● **Input**:
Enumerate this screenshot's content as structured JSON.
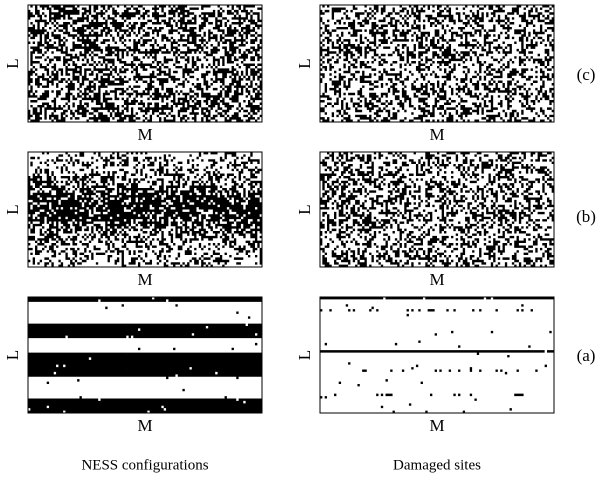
{
  "rows": [
    {
      "label": "(c)"
    },
    {
      "label": "(b)"
    },
    {
      "label": "(a)"
    }
  ],
  "columns": [
    {
      "title": "NESS configurations",
      "x_label": "M",
      "y_label": "L"
    },
    {
      "title": "Damaged sites",
      "x_label": "M",
      "y_label": "L"
    }
  ]
}
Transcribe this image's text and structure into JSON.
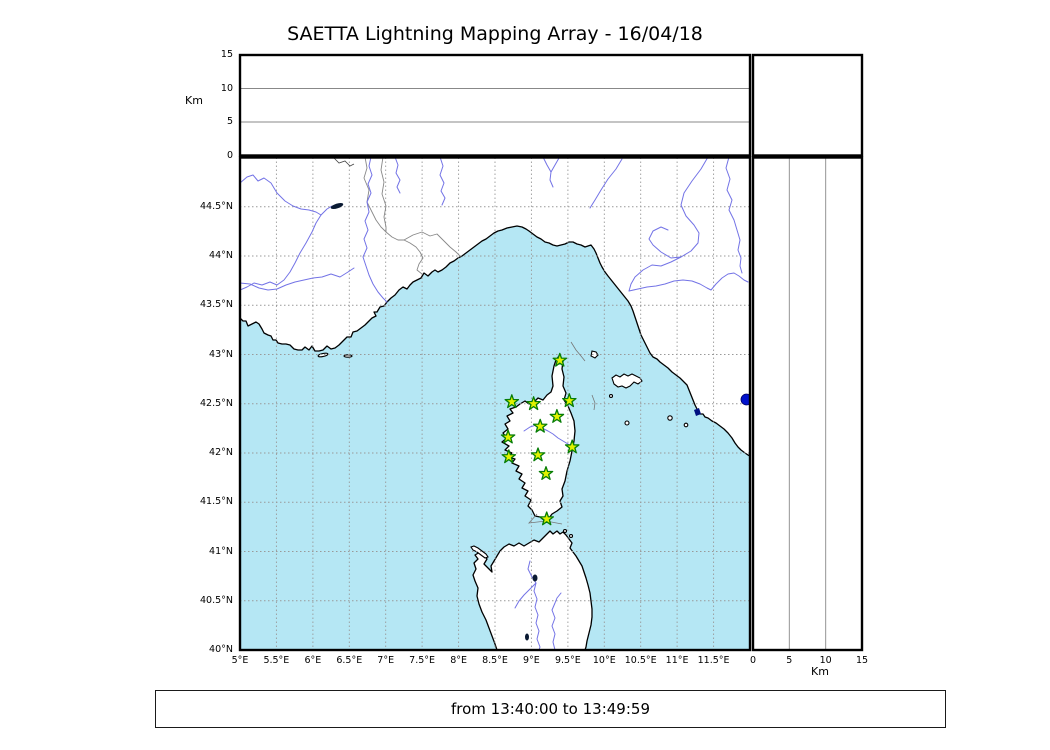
{
  "title": "SAETTA Lightning Mapping Array - 16/04/18",
  "footer": {
    "time_range": "from 13:40:00 to 13:49:59"
  },
  "altitude_axis": {
    "label": "Km",
    "ticks": [
      "15",
      "10",
      "5",
      "0"
    ]
  },
  "km_axis_bottom": {
    "label": "Km",
    "ticks": [
      "0",
      "5",
      "10",
      "15"
    ]
  },
  "map": {
    "lon_ticks": [
      "5°E",
      "5.5°E",
      "6°E",
      "6.5°E",
      "7°E",
      "7.5°E",
      "8°E",
      "8.5°E",
      "9°E",
      "9.5°E",
      "10°E",
      "10.5°E",
      "11°E",
      "11.5°E"
    ],
    "lat_ticks": [
      "44.5°N",
      "44°N",
      "43.5°N",
      "43°N",
      "42.5°N",
      "42°N",
      "41.5°N",
      "41°N",
      "40.5°N",
      "40°N"
    ]
  },
  "colors": {
    "sea": "#b5e7f4",
    "land": "#ffffff",
    "coastline": "#000000",
    "river": "#7373e6",
    "grid": "#999999",
    "panel_grid": "#888888",
    "station_fill": "#e1f200",
    "station_stroke": "#067d06",
    "lake_dot": "#0011cc",
    "dark_lake": "#0a1a33"
  },
  "chart_data": {
    "type": "scatter",
    "map_extent": {
      "lon": [
        5,
        12
      ],
      "lat": [
        40,
        45
      ]
    },
    "altitude_km_range": [
      0,
      15
    ],
    "stations": [
      {
        "lon": 9.39,
        "lat": 42.94
      },
      {
        "lon": 8.73,
        "lat": 42.52
      },
      {
        "lon": 9.03,
        "lat": 42.5
      },
      {
        "lon": 9.52,
        "lat": 42.53
      },
      {
        "lon": 9.35,
        "lat": 42.37
      },
      {
        "lon": 9.12,
        "lat": 42.27
      },
      {
        "lon": 8.68,
        "lat": 42.16
      },
      {
        "lon": 9.56,
        "lat": 42.06
      },
      {
        "lon": 9.09,
        "lat": 41.98
      },
      {
        "lon": 8.69,
        "lat": 41.96
      },
      {
        "lon": 9.2,
        "lat": 41.79
      },
      {
        "lon": 9.21,
        "lat": 41.33
      }
    ]
  }
}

● **Written exercise**:
Write out every record above exactly as it stands, but leave out the pictures.

● **Full answer**:
Enumerate this screenshot's content as structured JSON.
{
  "rows": [
    {
      "label": "(c)"
    },
    {
      "label": "(b)"
    },
    {
      "label": "(a)"
    }
  ],
  "columns": [
    {
      "title": "NESS configurations",
      "x_label": "M",
      "y_label": "L"
    },
    {
      "title": "Damaged sites",
      "x_label": "M",
      "y_label": "L"
    }
  ]
}
Transcribe this image's text and structure into JSON.
{
  "title": "SAETTA Lightning Mapping Array - 16/04/18",
  "footer": {
    "time_range": "from 13:40:00 to 13:49:59"
  },
  "altitude_axis": {
    "label": "Km",
    "ticks": [
      "15",
      "10",
      "5",
      "0"
    ]
  },
  "km_axis_bottom": {
    "label": "Km",
    "ticks": [
      "0",
      "5",
      "10",
      "15"
    ]
  },
  "map": {
    "lon_ticks": [
      "5°E",
      "5.5°E",
      "6°E",
      "6.5°E",
      "7°E",
      "7.5°E",
      "8°E",
      "8.5°E",
      "9°E",
      "9.5°E",
      "10°E",
      "10.5°E",
      "11°E",
      "11.5°E"
    ],
    "lat_ticks": [
      "44.5°N",
      "44°N",
      "43.5°N",
      "43°N",
      "42.5°N",
      "42°N",
      "41.5°N",
      "41°N",
      "40.5°N",
      "40°N"
    ]
  },
  "colors": {
    "sea": "#b5e7f4",
    "land": "#ffffff",
    "coastline": "#000000",
    "river": "#7373e6",
    "grid": "#999999",
    "panel_grid": "#888888",
    "station_fill": "#e1f200",
    "station_stroke": "#067d06",
    "lake_dot": "#0011cc",
    "dark_lake": "#0a1a33"
  },
  "chart_data": {
    "type": "scatter",
    "map_extent": {
      "lon": [
        5,
        12
      ],
      "lat": [
        40,
        45
      ]
    },
    "altitude_km_range": [
      0,
      15
    ],
    "stations": [
      {
        "lon": 9.39,
        "lat": 42.94
      },
      {
        "lon": 8.73,
        "lat": 42.52
      },
      {
        "lon": 9.03,
        "lat": 42.5
      },
      {
        "lon": 9.52,
        "lat": 42.53
      },
      {
        "lon": 9.35,
        "lat": 42.37
      },
      {
        "lon": 9.12,
        "lat": 42.27
      },
      {
        "lon": 8.68,
        "lat": 42.16
      },
      {
        "lon": 9.56,
        "lat": 42.06
      },
      {
        "lon": 9.09,
        "lat": 41.98
      },
      {
        "lon": 8.69,
        "lat": 41.96
      },
      {
        "lon": 9.2,
        "lat": 41.79
      },
      {
        "lon": 9.21,
        "lat": 41.33
      }
    ]
  }
}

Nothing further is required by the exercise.